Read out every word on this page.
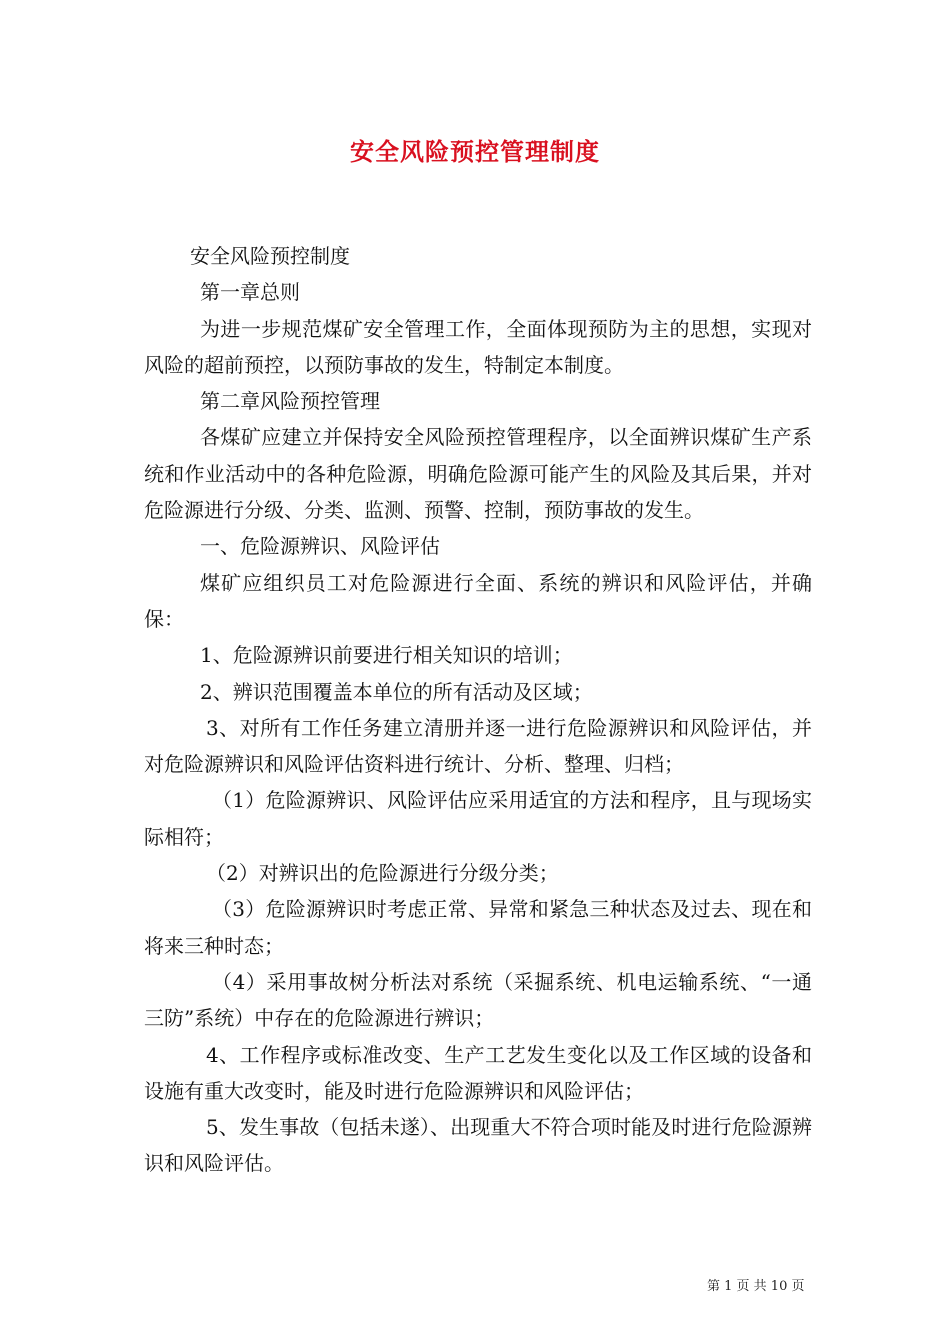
安全风险预控管理制度

安全风险预控制度

第一章总则

为进一步规范煤矿安全管理工作，全面体现预防为主的思想，实现对风险的超前预控，以预防事故的发生，特制定本制度。

第二章风险预控管理

各煤矿应建立并保持安全风险预控管理程序，以全面辨识煤矿生产系统和作业活动中的各种危险源，明确危险源可能产生的风险及其后果，并对危险源进行分级、分类、监测、预警、控制，预防事故的发生。

一、危险源辨识、风险评估

煤矿应组织员工对危险源进行全面、系统的辨识和风险评估，并确保：

1、危险源辨识前要进行相关知识的培训；

2、辨识范围覆盖本单位的所有活动及区域；

3、对所有工作任务建立清册并逐一进行危险源辨识和风险评估，并对危险源辨识和风险评估资料进行统计、分析、整理、归档；

（1）危险源辨识、风险评估应采用适宜的方法和程序，且与现场实际相符；

（2）对辨识出的危险源进行分级分类；

（3）危险源辨识时考虑正常、异常和紧急三种状态及过去、现在和将来三种时态；

（4）采用事故树分析法对系统（采掘系统、机电运输系统、“一通三防”系统）中存在的危险源进行辨识；

4、工作程序或标准改变、生产工艺发生变化以及工作区域的设备和设施有重大改变时，能及时进行危险源辨识和风险评估；

5、发生事故（包括未遂）、出现重大不符合项时能及时进行危险源辨识和风险评估。

第 1 页 共 10 页
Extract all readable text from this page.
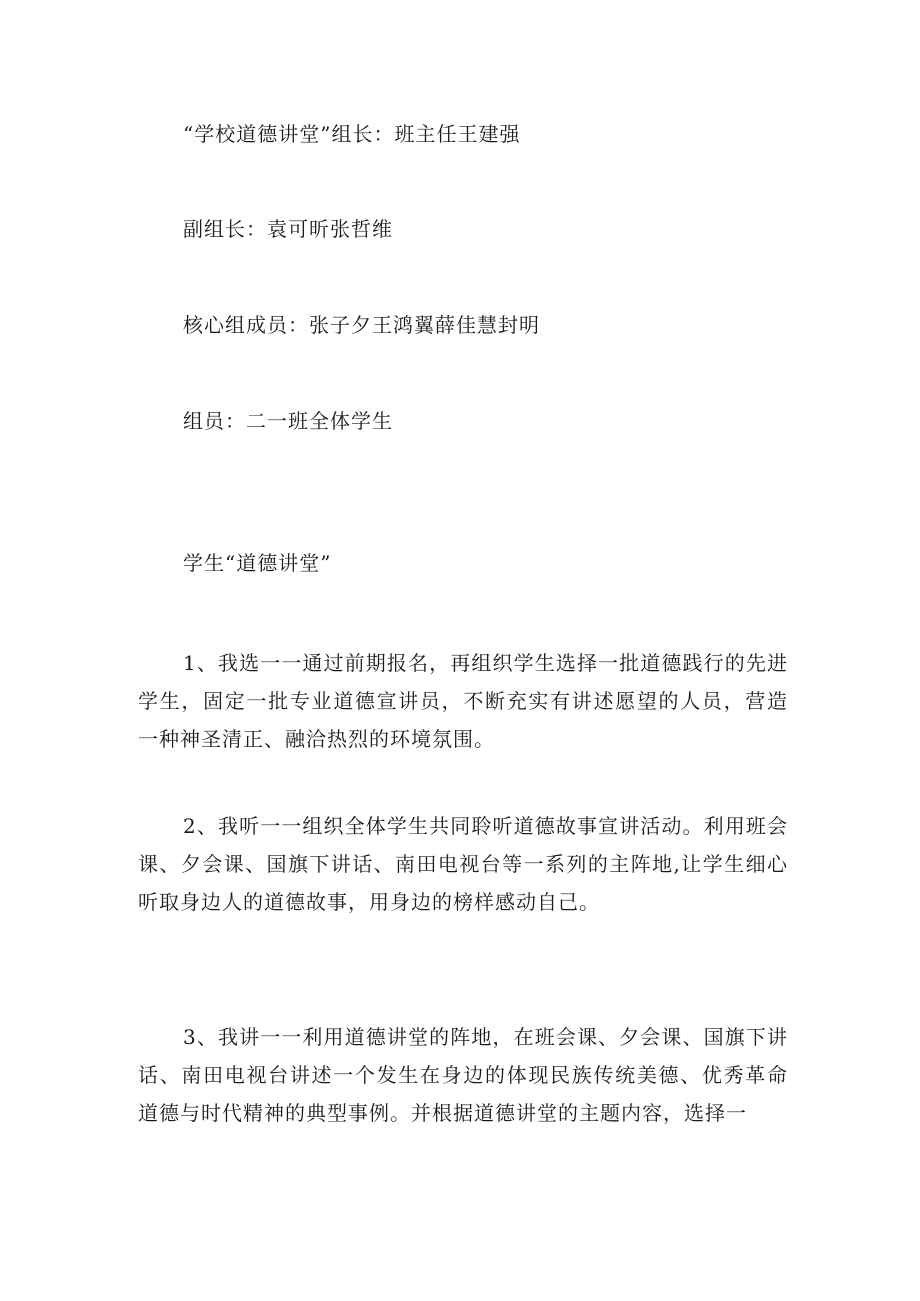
“学校道德讲堂”组长：班主任王建强

副组长：袁可昕张哲维

核心组成员：张子夕王鸿翼薛佳慧封明

组员：二一班全体学生

学生“道德讲堂”

1、我选一一通过前期报名，再组织学生选择一批道德践行的先进学生，固定一批专业道德宣讲员，不断充实有讲述愿望的人员，营造一种神圣清正、融洽热烈的环境氛围。

2、我听一一组织全体学生共同聆听道德故事宣讲活动。利用班会课、夕会课、国旗下讲话、南田电视台等一系列的主阵地,让学生细心听取身边人的道德故事，用身边的榜样感动自己。

3、我讲一一利用道德讲堂的阵地，在班会课、夕会课、国旗下讲话、南田电视台讲述一个发生在身边的体现民族传统美德、优秀革命道德与时代精神的典型事例。并根据道德讲堂的主题内容，选择一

════════════════════

- [Your objective]:
The records above need to be restated word for word, with the pictures left out.

- [Full response]:
Read out every word on this page.
安全风险预控管理制度

安全风险预控制度

第一章总则

为进一步规范煤矿安全管理工作，全面体现预防为主的思想，实现对风险的超前预控，以预防事故的发生，特制定本制度。

第二章风险预控管理

各煤矿应建立并保持安全风险预控管理程序，以全面辨识煤矿生产系统和作业活动中的各种危险源，明确危险源可能产生的风险及其后果，并对危险源进行分级、分类、监测、预警、控制，预防事故的发生。

一、危险源辨识、风险评估

煤矿应组织员工对危险源进行全面、系统的辨识和风险评估，并确保：

1、危险源辨识前要进行相关知识的培训；

2、辨识范围覆盖本单位的所有活动及区域；

3、对所有工作任务建立清册并逐一进行危险源辨识和风险评估，并对危险源辨识和风险评估资料进行统计、分析、整理、归档；

（1）危险源辨识、风险评估应采用适宜的方法和程序，且与现场实际相符；

（2）对辨识出的危险源进行分级分类；

（3）危险源辨识时考虑正常、异常和紧急三种状态及过去、现在和将来三种时态；

（4）采用事故树分析法对系统（采掘系统、机电运输系统、“一通三防”系统）中存在的危险源进行辨识；

4、工作程序或标准改变、生产工艺发生变化以及工作区域的设备和设施有重大改变时，能及时进行危险源辨识和风险评估；

5、发生事故（包括未遂）、出现重大不符合项时能及时进行危险源辨识和风险评估。

第 1 页 共 10 页
Extract all readable text from this page.
“学校道德讲堂”组长：班主任王建强

副组长：袁可昕张哲维

核心组成员：张子夕王鸿翼薛佳慧封明

组员：二一班全体学生

学生“道德讲堂”

1、我选一一通过前期报名，再组织学生选择一批道德践行的先进学生，固定一批专业道德宣讲员，不断充实有讲述愿望的人员，营造一种神圣清正、融洽热烈的环境氛围。

2、我听一一组织全体学生共同聆听道德故事宣讲活动。利用班会课、夕会课、国旗下讲话、南田电视台等一系列的主阵地,让学生细心听取身边人的道德故事，用身边的榜样感动自己。

3、我讲一一利用道德讲堂的阵地，在班会课、夕会课、国旗下讲话、南田电视台讲述一个发生在身边的体现民族传统美德、优秀革命道德与时代精神的典型事例。并根据道德讲堂的主题内容，选择一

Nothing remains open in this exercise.